Task requirements: Write out, word for word, every line from the one containing "Extract the structured" through the last line of the records below, both ends included.

━━━━━━━━━━━━━━━━━━━━━━━━━━━━━━

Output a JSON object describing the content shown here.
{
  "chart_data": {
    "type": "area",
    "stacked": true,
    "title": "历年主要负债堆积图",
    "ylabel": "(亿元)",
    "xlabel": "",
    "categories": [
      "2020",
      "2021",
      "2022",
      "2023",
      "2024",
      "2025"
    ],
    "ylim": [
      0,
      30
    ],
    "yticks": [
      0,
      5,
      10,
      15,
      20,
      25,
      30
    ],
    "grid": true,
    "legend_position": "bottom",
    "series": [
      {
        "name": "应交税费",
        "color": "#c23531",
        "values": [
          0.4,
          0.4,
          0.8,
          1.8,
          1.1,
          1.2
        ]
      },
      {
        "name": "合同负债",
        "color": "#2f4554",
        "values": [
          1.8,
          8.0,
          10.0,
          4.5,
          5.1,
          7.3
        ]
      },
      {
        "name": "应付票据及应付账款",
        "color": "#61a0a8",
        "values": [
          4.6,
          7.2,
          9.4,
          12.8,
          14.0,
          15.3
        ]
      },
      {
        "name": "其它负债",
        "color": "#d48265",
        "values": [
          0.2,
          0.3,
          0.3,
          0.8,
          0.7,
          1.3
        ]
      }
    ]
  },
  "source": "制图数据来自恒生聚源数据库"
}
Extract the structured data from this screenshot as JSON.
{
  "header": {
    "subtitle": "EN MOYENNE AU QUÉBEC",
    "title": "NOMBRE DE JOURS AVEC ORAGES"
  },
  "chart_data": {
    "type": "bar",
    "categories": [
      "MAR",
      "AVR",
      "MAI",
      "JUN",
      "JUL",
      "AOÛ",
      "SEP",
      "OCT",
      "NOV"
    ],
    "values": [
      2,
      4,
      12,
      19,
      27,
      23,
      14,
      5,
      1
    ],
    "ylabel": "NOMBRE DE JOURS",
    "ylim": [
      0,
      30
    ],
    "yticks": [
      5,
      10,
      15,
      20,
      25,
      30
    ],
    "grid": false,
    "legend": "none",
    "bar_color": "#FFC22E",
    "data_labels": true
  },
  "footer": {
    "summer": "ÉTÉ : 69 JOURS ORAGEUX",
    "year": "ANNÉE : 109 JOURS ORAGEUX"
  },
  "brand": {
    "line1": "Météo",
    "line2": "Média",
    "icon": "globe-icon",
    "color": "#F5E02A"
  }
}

━━━━━━━━━━━━━━━━━━━━━━━━━━━━━━

Result below:
Extract the structured data from this screenshot as JSON.
{
  "header": {
    "subtitle": "EN MOYENNE AU QUÉBEC",
    "title": "NOMBRE DE JOURS AVEC ORAGES"
  },
  "chart_data": {
    "type": "bar",
    "categories": [
      "MAR",
      "AVR",
      "MAI",
      "JUN",
      "JUL",
      "AOÛ",
      "SEP",
      "OCT",
      "NOV"
    ],
    "values": [
      2,
      4,
      12,
      19,
      27,
      23,
      14,
      5,
      1
    ],
    "ylabel": "NOMBRE DE JOURS",
    "ylim": [
      0,
      30
    ],
    "yticks": [
      5,
      10,
      15,
      20,
      25,
      30
    ],
    "grid": false,
    "legend": "none",
    "bar_color": "#FFC22E",
    "data_labels": true
  },
  "footer": {
    "summer": "ÉTÉ : 69 JOURS ORAGEUX",
    "year": "ANNÉE : 109 JOURS ORAGEUX"
  },
  "brand": {
    "line1": "Météo",
    "line2": "Média",
    "icon": "globe-icon",
    "color": "#F5E02A"
  }
}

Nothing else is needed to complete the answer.